*Task goal*. Repeat all of the material below exactly as written, images excluded.

○ ○ ○ ○ ○

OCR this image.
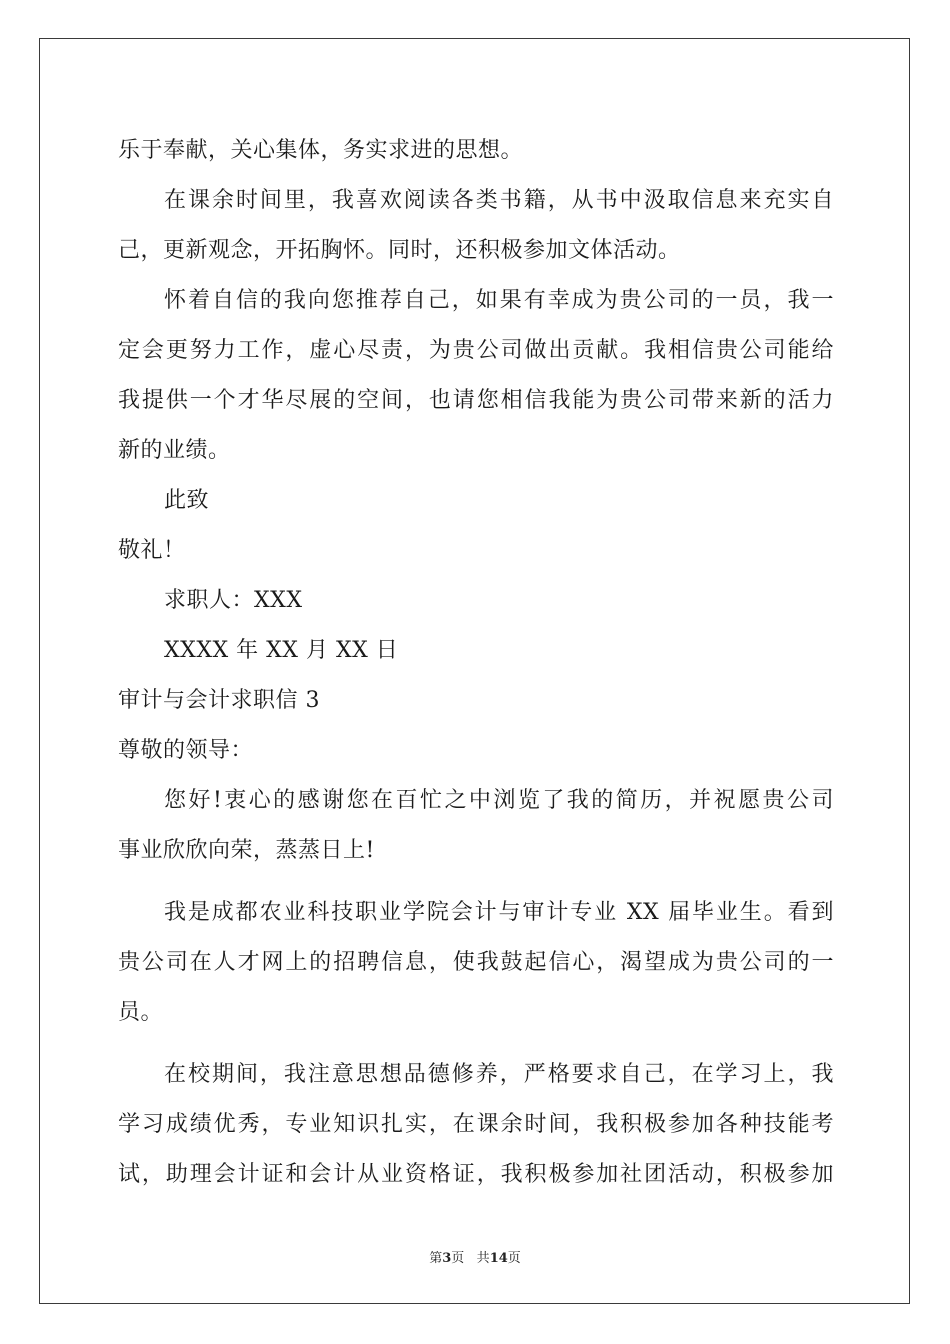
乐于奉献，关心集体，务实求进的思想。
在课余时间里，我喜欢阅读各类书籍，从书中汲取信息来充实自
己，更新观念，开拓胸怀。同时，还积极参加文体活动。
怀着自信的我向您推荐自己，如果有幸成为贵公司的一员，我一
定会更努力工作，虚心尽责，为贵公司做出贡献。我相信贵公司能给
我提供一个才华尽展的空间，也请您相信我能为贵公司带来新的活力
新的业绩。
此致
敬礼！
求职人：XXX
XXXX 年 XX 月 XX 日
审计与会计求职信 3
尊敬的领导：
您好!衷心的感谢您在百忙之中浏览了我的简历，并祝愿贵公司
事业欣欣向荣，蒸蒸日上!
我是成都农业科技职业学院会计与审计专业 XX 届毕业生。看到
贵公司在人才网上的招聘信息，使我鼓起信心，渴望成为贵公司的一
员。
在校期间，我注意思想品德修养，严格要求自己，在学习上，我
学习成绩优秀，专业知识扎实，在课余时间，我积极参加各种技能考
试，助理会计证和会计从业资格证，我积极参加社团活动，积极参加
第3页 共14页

○ ○ ○ ○ ○

*Full response*.
OCR this image.
乐于奉献，关心集体，务实求进的思想。
在课余时间里，我喜欢阅读各类书籍，从书中汲取信息来充实自
己，更新观念，开拓胸怀。同时，还积极参加文体活动。
怀着自信的我向您推荐自己，如果有幸成为贵公司的一员，我一
定会更努力工作，虚心尽责，为贵公司做出贡献。我相信贵公司能给
我提供一个才华尽展的空间，也请您相信我能为贵公司带来新的活力
新的业绩。
此致
敬礼！
求职人：XXX
XXXX 年 XX 月 XX 日
审计与会计求职信 3
尊敬的领导：
您好!衷心的感谢您在百忙之中浏览了我的简历，并祝愿贵公司
事业欣欣向荣，蒸蒸日上!
我是成都农业科技职业学院会计与审计专业 XX 届毕业生。看到
贵公司在人才网上的招聘信息，使我鼓起信心，渴望成为贵公司的一
员。
在校期间，我注意思想品德修养，严格要求自己，在学习上，我
学习成绩优秀，专业知识扎实，在课余时间，我积极参加各种技能考
试，助理会计证和会计从业资格证，我积极参加社团活动，积极参加
第3页 共14页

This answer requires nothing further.